* [Task goal]:
Which lines contain the word "JSON"? Return each of them as written.

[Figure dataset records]
=-=-=

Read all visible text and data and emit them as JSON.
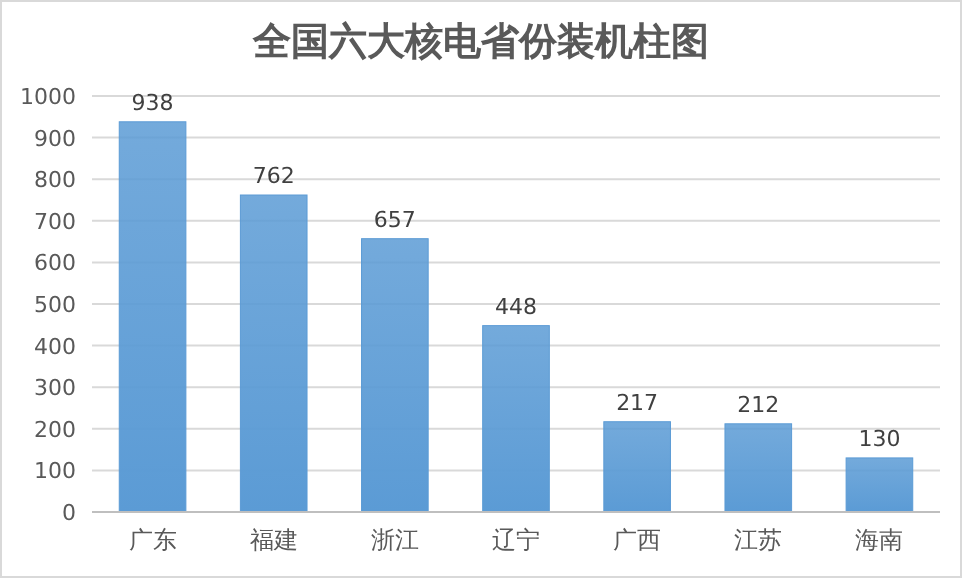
{
  "chart_data": {
    "type": "bar",
    "title": "全国六大核电省份装机柱图",
    "categories": [
      "广东",
      "福建",
      "浙江",
      "辽宁",
      "广西",
      "江苏",
      "海南"
    ],
    "values": [
      938,
      762,
      657,
      448,
      217,
      212,
      130
    ],
    "color": "#5b9bd5",
    "ylim": [
      0,
      1000
    ],
    "yticks": [
      0,
      100,
      200,
      300,
      400,
      500,
      600,
      700,
      800,
      900,
      1000
    ],
    "grid": "y",
    "data_labels": true
  }
}
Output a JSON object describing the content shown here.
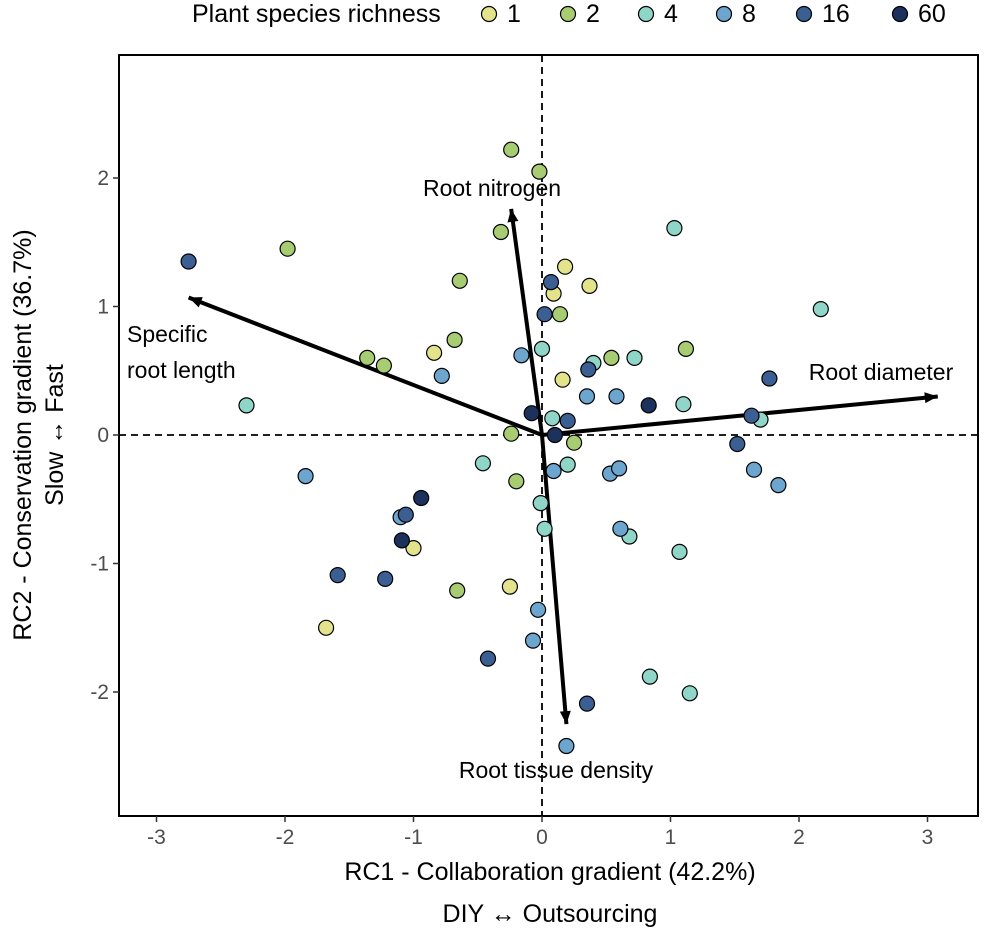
{
  "chart_data": {
    "type": "scatter",
    "title": "",
    "xlabel": "RC1 - Collaboration gradient (42.2%)",
    "xlabel_sub": "DIY ↔ Outsourcing",
    "ylabel": "RC2 - Conservation gradient (36.7%)",
    "ylabel_sub": "Slow ↔ Fast",
    "xlim": [
      -3.3,
      3.1
    ],
    "ylim": [
      -2.95,
      2.95
    ],
    "xticks": [
      -3,
      -2,
      -1,
      0,
      1,
      2,
      3
    ],
    "yticks": [
      -2,
      -1,
      0,
      1,
      2
    ],
    "reference_lines": {
      "x": 0,
      "y": 0,
      "style": "dashed"
    },
    "legend": {
      "title": "Plant species richness",
      "placement": "top",
      "entries": [
        {
          "label": "1",
          "color": "#e2e38a"
        },
        {
          "label": "2",
          "color": "#a8cc72"
        },
        {
          "label": "4",
          "color": "#8fd5c8"
        },
        {
          "label": "8",
          "color": "#6ca6cf"
        },
        {
          "label": "16",
          "color": "#3b5f93"
        },
        {
          "label": "60",
          "color": "#1d315d"
        }
      ]
    },
    "vectors": [
      {
        "label": "Root nitrogen",
        "x": -0.24,
        "y": 1.76
      },
      {
        "label": "Specific root length",
        "x": -2.75,
        "y": 1.07
      },
      {
        "label": "Root diameter",
        "x": 3.08,
        "y": 0.3
      },
      {
        "label": "Root tissue density",
        "x": 0.19,
        "y": -2.25
      }
    ],
    "series": [
      {
        "name": "1",
        "points": [
          [
            -0.84,
            0.64
          ],
          [
            0.09,
            1.1
          ],
          [
            0.18,
            1.31
          ],
          [
            0.37,
            1.16
          ],
          [
            0.16,
            0.43
          ],
          [
            -1.0,
            -0.88
          ],
          [
            -0.25,
            -1.18
          ],
          [
            -1.68,
            -1.5
          ]
        ]
      },
      {
        "name": "2",
        "points": [
          [
            -0.24,
            2.22
          ],
          [
            -0.02,
            2.05
          ],
          [
            -0.32,
            1.58
          ],
          [
            -1.98,
            1.45
          ],
          [
            -0.64,
            1.2
          ],
          [
            0.14,
            0.94
          ],
          [
            -1.36,
            0.6
          ],
          [
            -1.23,
            0.54
          ],
          [
            -0.68,
            0.74
          ],
          [
            0.54,
            0.6
          ],
          [
            1.12,
            0.67
          ],
          [
            -0.24,
            0.01
          ],
          [
            0.25,
            -0.06
          ],
          [
            -0.2,
            -0.36
          ],
          [
            -0.66,
            -1.21
          ]
        ]
      },
      {
        "name": "4",
        "points": [
          [
            1.03,
            1.61
          ],
          [
            2.17,
            0.98
          ],
          [
            0.0,
            0.67
          ],
          [
            0.4,
            0.56
          ],
          [
            0.72,
            0.6
          ],
          [
            -2.3,
            0.23
          ],
          [
            1.1,
            0.24
          ],
          [
            1.7,
            0.12
          ],
          [
            0.08,
            0.13
          ],
          [
            -0.46,
            -0.22
          ],
          [
            0.2,
            -0.23
          ],
          [
            -0.01,
            -0.53
          ],
          [
            0.02,
            -0.73
          ],
          [
            0.68,
            -0.79
          ],
          [
            1.07,
            -0.91
          ],
          [
            0.84,
            -1.88
          ],
          [
            1.15,
            -2.01
          ]
        ]
      },
      {
        "name": "8",
        "points": [
          [
            -0.16,
            0.62
          ],
          [
            -0.78,
            0.46
          ],
          [
            0.35,
            0.3
          ],
          [
            0.58,
            0.3
          ],
          [
            -1.84,
            -0.32
          ],
          [
            0.09,
            -0.28
          ],
          [
            0.53,
            -0.3
          ],
          [
            0.6,
            -0.26
          ],
          [
            1.65,
            -0.27
          ],
          [
            1.84,
            -0.39
          ],
          [
            -1.1,
            -0.64
          ],
          [
            0.61,
            -0.73
          ],
          [
            -0.03,
            -1.36
          ],
          [
            -0.07,
            -1.6
          ],
          [
            0.19,
            -2.42
          ]
        ]
      },
      {
        "name": "16",
        "points": [
          [
            -2.75,
            1.35
          ],
          [
            0.07,
            1.19
          ],
          [
            0.02,
            0.94
          ],
          [
            1.77,
            0.44
          ],
          [
            0.36,
            0.51
          ],
          [
            1.63,
            0.15
          ],
          [
            0.2,
            0.11
          ],
          [
            1.52,
            -0.07
          ],
          [
            -1.06,
            -0.62
          ],
          [
            -1.59,
            -1.09
          ],
          [
            -1.22,
            -1.12
          ],
          [
            -0.42,
            -1.74
          ],
          [
            0.35,
            -2.09
          ]
        ]
      },
      {
        "name": "60",
        "points": [
          [
            -0.08,
            0.17
          ],
          [
            0.83,
            0.23
          ],
          [
            0.1,
            0.0
          ],
          [
            -0.94,
            -0.49
          ],
          [
            -1.09,
            -0.82
          ]
        ]
      }
    ]
  }
}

=-=-=

* [Answer for the task]:
Read all visible text and data and emit them as JSON.
Output a JSON object describing the content shown here.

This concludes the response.